[START Document text]

Consider the US Constitution. It, too, must be regarded with a measure of respect. It is the longest surviving written constitution in all of history. For more than two centuries, it has provided a stable and free government for a nation that has increased manyfold in territory and population. It has grown across a continent and welcomed new states and new citizens upon an equal footing with the original. Its dominion has extended across the plains and the mountains to a distant ocean never seen by its Framers. It has welcomed and naturalized immigrants on a scale unknown to any other nation.

It has survived a great Civil War, still our nation’s costliest war, during which its larger purpose of freedom was vindicated against the three compromises in its original text with human slavery. It has succeeded when our nation was remote from the great powers. It has succeeded through the great world wars and across a long era in which our power has been felt in every corner of the globe.

It has succeeded in an agrarian society. It has succeeded through the Industrial Revolution, through the jet age, and into the information age. It has survived, impaired but intact, through more than a century of organized opposition to its procedures and limits. Still today it commands the hearts of most Americans, and still today it places inconveniences in the way of those who would overcome it. In the making of fundamental law, there has been nothing like it. To ascribe its achievements to accident would be a failure of sense and of inquisitiveness.

Yet there seems to be something very annoying about the Constitution. It reads too much like a law, and this is made worse by the fact that it is a law. It is full of things you have to do and other things you may not do. It relates these things without the poetry of the Declaration. The language of “the Laws of Nature and of Nature’s God” stirs the heart and persists in the memory. The constitutional language requiring that the yeas and nays be recorded in the House of Representatives is not put so nobly, and that is because it is not so noble a thing. If it were only a detail, perhaps we could abide it better. Alas, the details in the Constitution are not only details, but also rules, rules that are especially awkward to change. They feel an awful lot like fetters.

Its being so bossy and its not being so inspiring, the Constitution has often been the object of controversy. The convention that drafted it was fractious for months. The debates through which it was ratified took years to reach agreement. Its fundamental arrangements were contested in the Civil War. All of this was before modern times, when the opposition has become serious.

[END Document text]

◆ **Parts of the exercise**
1. Name every age or kind of society that the passage on the US Constitution says the Constitution has succeeded in or through, as stated in the paragraph beginning "It has succeeded in an agrarian society."
2. Repeat the passage on the US Constitution from "Its being so" to "has become serious.", swapping "fractious" for "contentious".
3. Rewrite the paragraph of the passage on the US Constitution that begins "It has survived a great Civil War" as a short bulleted list that keeps its main facts.

[START Given information]

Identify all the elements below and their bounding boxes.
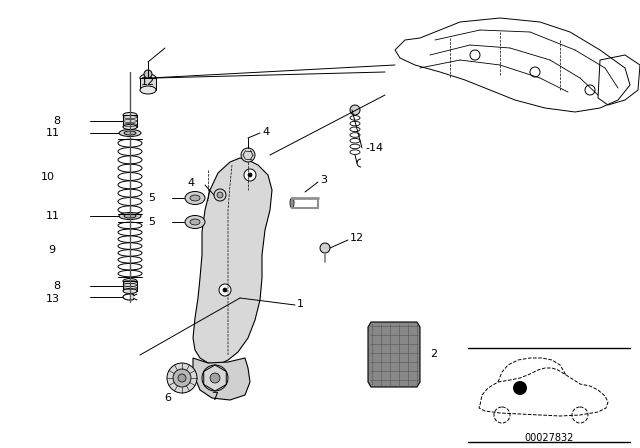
Text: 11: 11 — [46, 211, 60, 221]
Text: 12: 12 — [141, 77, 155, 87]
Ellipse shape — [190, 195, 200, 201]
Ellipse shape — [123, 279, 137, 284]
Circle shape — [530, 67, 540, 77]
Circle shape — [217, 192, 223, 198]
Text: -14: -14 — [365, 143, 383, 153]
Circle shape — [202, 365, 228, 391]
Text: 4: 4 — [188, 178, 195, 188]
Circle shape — [513, 381, 527, 395]
Text: 1: 1 — [297, 299, 304, 309]
Circle shape — [244, 169, 256, 181]
Ellipse shape — [123, 289, 137, 293]
Text: 12: 12 — [350, 233, 364, 243]
Circle shape — [248, 173, 252, 177]
Ellipse shape — [185, 215, 205, 228]
Circle shape — [219, 284, 231, 296]
Circle shape — [167, 363, 197, 393]
Polygon shape — [140, 78, 156, 90]
Circle shape — [173, 369, 191, 387]
Polygon shape — [123, 115, 137, 127]
Text: 2: 2 — [430, 349, 437, 359]
Ellipse shape — [123, 125, 137, 129]
Circle shape — [178, 374, 186, 382]
Text: 8: 8 — [53, 116, 60, 126]
Circle shape — [210, 373, 220, 383]
Text: 13: 13 — [46, 294, 60, 304]
Text: 3: 3 — [320, 175, 327, 185]
Ellipse shape — [290, 198, 294, 208]
Polygon shape — [368, 322, 420, 387]
Ellipse shape — [124, 214, 136, 218]
Polygon shape — [193, 158, 272, 365]
Circle shape — [223, 288, 227, 292]
Ellipse shape — [140, 86, 156, 94]
Text: 00027832: 00027832 — [524, 433, 573, 443]
Polygon shape — [193, 358, 250, 400]
Text: 6: 6 — [164, 393, 172, 403]
Polygon shape — [123, 281, 137, 291]
Text: 5: 5 — [148, 193, 155, 203]
Text: 10: 10 — [41, 172, 55, 181]
Circle shape — [585, 85, 595, 95]
Circle shape — [214, 189, 226, 201]
Ellipse shape — [123, 112, 137, 117]
Ellipse shape — [124, 131, 136, 135]
Text: 9: 9 — [48, 245, 55, 254]
Ellipse shape — [185, 191, 205, 204]
Ellipse shape — [140, 74, 156, 82]
Ellipse shape — [119, 129, 141, 137]
Text: 7: 7 — [211, 392, 219, 402]
Circle shape — [470, 50, 480, 60]
Circle shape — [350, 105, 360, 115]
Circle shape — [320, 243, 330, 253]
Ellipse shape — [190, 219, 200, 225]
Text: 8: 8 — [53, 281, 60, 291]
Circle shape — [241, 148, 255, 162]
Text: 11: 11 — [46, 128, 60, 138]
Circle shape — [144, 70, 152, 78]
Text: 5: 5 — [148, 217, 155, 227]
Text: 4: 4 — [262, 127, 269, 137]
Ellipse shape — [119, 212, 141, 220]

[END Given information]

◆ **Task answers**
1.
- An agrarian society
- The Industrial Revolution
- The jet age
- The information age

2.
Its being so bossy and its not being so inspiring, the Constitution has often been the object of controversy. The convention that drafted it was contentious for months. The debates through which it was ratified took years to reach agreement. Its fundamental arrangements were contested in the Civil War. All of this was before modern times, when the opposition has become serious.

3.
- It survived the Civil War, still the nation's costliest war, in which its larger purpose of freedom was vindicated against the three compromises with human slavery in its original text.
- It succeeded when the nation was remote from the great powers.
- It succeeded through the great world wars and a long era in which the nation's power was felt in every corner of the globe.